**Aim of the exercise**. Find the lines of data that contain the string "Erfolge", then list them.

— start Task input —

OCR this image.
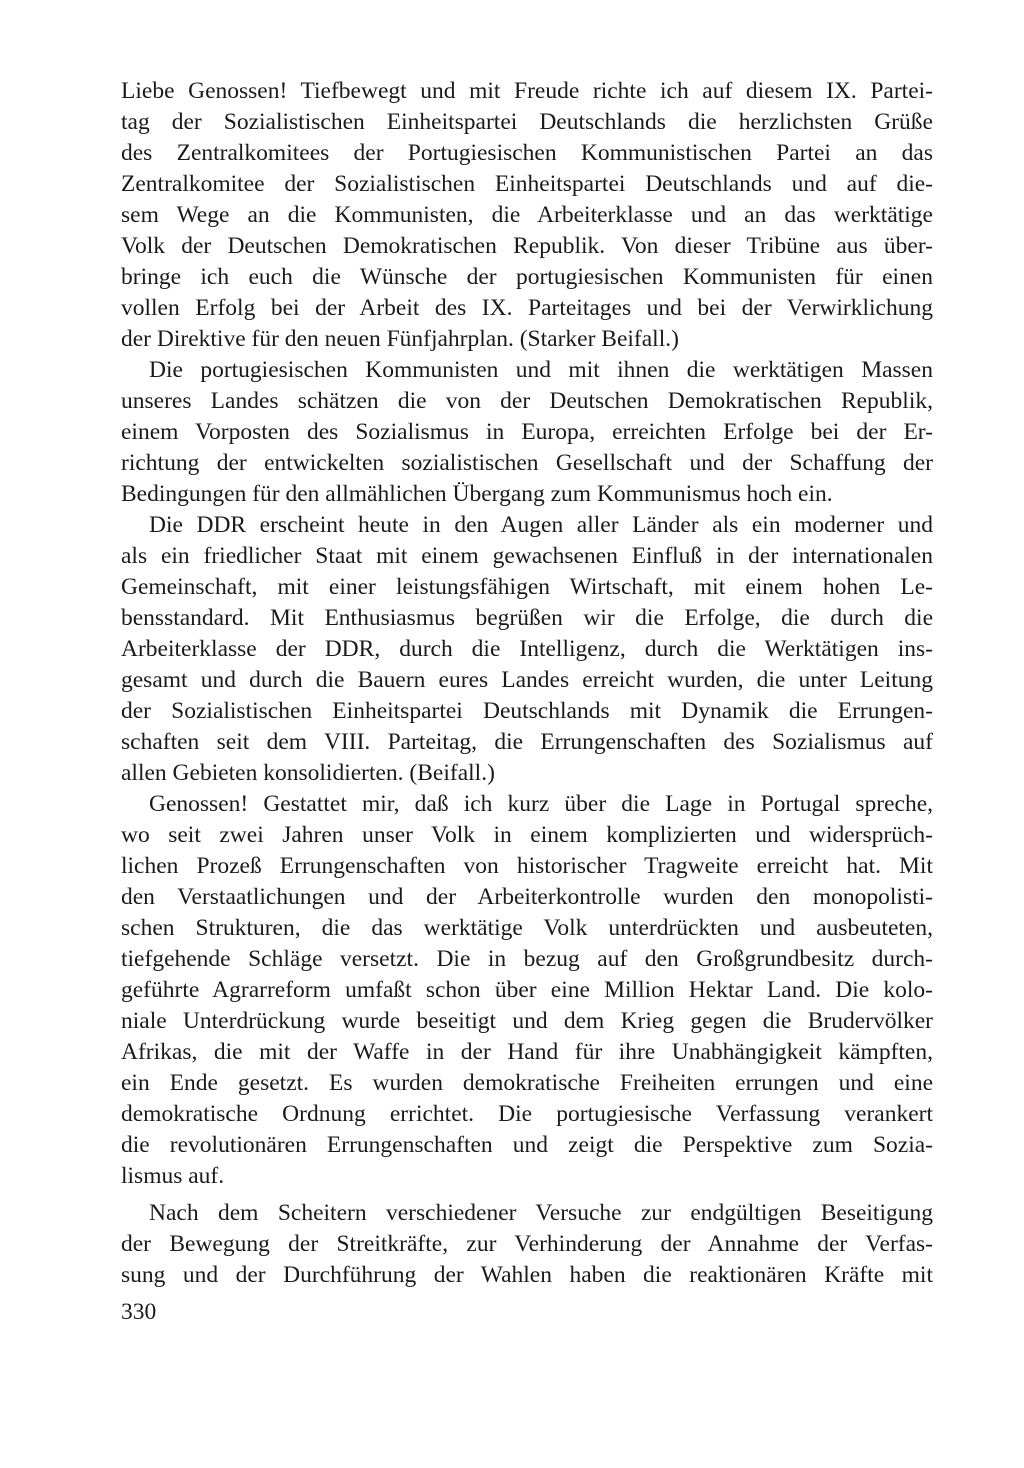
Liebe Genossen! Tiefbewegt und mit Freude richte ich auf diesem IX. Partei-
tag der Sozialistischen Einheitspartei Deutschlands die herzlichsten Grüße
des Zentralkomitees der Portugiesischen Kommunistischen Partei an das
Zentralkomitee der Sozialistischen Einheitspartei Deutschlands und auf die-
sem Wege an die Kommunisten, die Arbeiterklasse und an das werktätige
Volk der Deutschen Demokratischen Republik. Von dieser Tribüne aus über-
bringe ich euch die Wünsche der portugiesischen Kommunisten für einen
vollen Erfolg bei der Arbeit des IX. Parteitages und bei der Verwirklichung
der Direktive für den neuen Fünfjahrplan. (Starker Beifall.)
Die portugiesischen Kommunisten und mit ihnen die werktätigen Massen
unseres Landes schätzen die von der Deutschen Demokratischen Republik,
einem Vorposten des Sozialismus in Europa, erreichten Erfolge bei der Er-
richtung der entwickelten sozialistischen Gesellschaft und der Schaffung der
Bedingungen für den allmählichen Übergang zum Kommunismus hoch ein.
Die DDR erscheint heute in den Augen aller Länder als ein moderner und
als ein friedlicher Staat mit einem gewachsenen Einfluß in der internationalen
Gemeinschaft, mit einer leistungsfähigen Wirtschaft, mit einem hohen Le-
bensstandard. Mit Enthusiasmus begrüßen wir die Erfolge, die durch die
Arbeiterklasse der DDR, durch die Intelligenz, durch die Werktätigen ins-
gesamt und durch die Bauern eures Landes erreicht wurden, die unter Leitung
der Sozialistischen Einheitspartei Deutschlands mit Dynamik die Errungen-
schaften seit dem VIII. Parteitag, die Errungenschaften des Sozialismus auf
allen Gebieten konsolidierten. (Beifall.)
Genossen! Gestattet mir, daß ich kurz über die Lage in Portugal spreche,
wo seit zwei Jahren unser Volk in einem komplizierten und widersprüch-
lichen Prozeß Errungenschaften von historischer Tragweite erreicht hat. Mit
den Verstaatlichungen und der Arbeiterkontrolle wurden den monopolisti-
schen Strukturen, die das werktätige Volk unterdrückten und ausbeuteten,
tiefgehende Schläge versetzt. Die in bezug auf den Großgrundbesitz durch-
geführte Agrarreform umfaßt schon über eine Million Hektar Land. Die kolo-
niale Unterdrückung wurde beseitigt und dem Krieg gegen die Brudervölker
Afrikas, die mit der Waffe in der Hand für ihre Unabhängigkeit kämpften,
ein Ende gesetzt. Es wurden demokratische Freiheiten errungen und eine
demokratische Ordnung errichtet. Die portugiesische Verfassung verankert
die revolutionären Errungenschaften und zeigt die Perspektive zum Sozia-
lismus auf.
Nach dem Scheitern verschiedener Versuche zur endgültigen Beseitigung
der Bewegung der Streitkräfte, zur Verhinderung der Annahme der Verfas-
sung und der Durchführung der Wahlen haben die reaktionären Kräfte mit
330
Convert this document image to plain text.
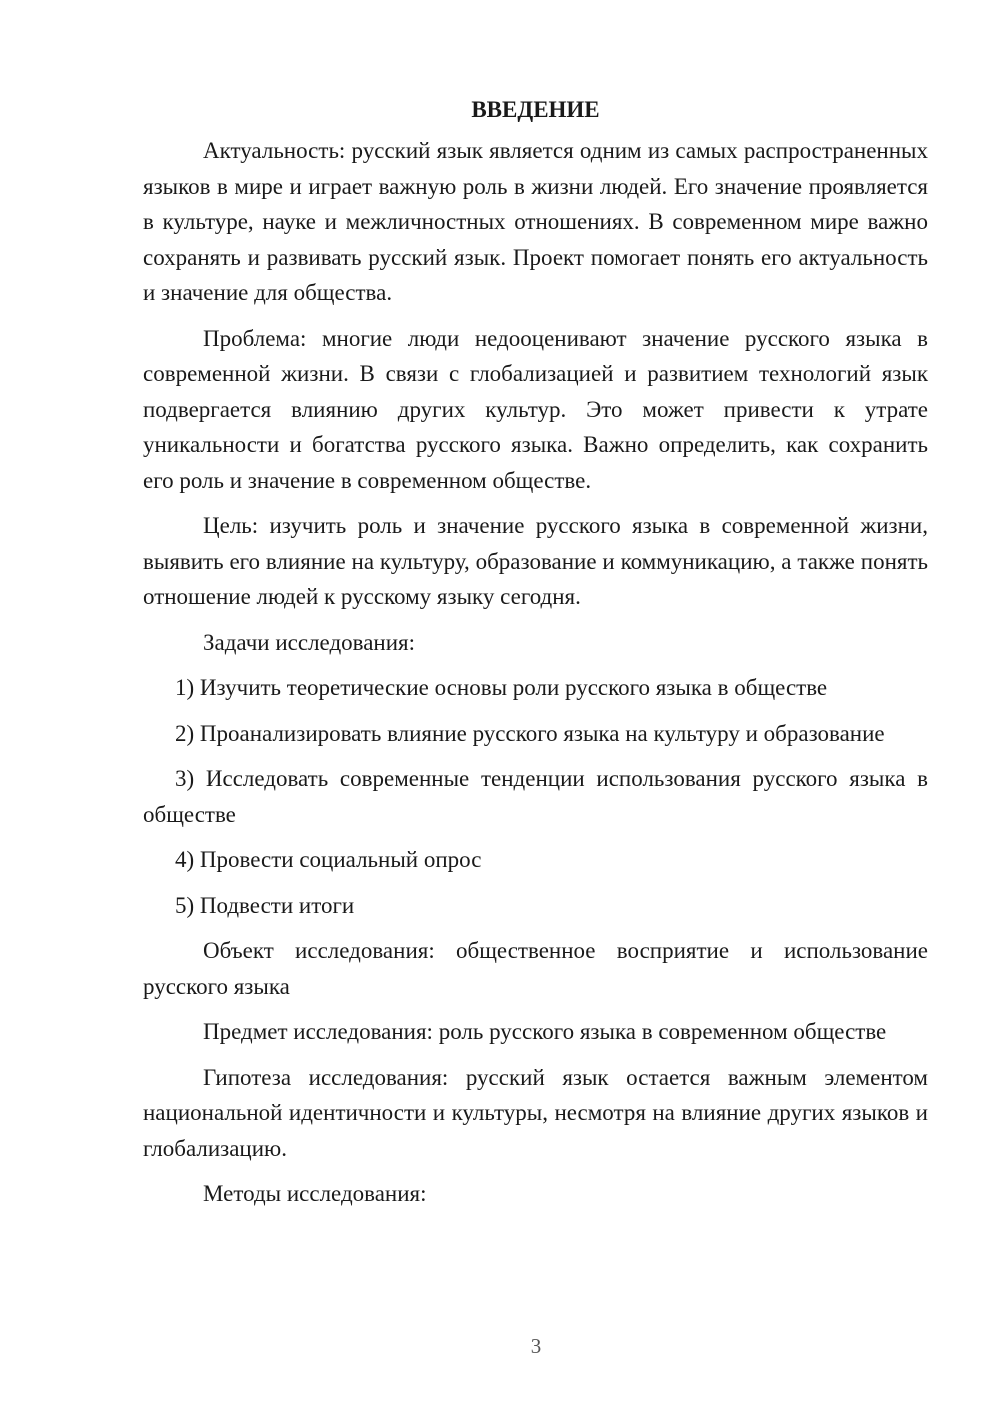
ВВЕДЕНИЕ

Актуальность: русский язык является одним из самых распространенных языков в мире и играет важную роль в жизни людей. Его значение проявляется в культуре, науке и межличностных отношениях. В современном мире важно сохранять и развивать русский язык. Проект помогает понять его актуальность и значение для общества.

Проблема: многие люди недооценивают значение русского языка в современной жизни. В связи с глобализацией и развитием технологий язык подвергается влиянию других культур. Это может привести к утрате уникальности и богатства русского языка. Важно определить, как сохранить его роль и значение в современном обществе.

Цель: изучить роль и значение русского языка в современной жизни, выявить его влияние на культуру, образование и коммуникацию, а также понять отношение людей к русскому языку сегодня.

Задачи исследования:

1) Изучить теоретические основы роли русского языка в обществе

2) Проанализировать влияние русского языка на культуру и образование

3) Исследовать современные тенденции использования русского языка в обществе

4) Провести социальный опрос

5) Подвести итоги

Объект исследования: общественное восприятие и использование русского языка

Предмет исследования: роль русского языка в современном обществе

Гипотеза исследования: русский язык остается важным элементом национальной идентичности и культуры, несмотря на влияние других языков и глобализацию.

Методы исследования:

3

— end Task input —

**The output**.
einem Vorposten des Sozialismus in Europa, erreichten Erfolge bei der Er-
bensstandard. Mit Enthusiasmus begrüßen wir die Erfolge, die durch die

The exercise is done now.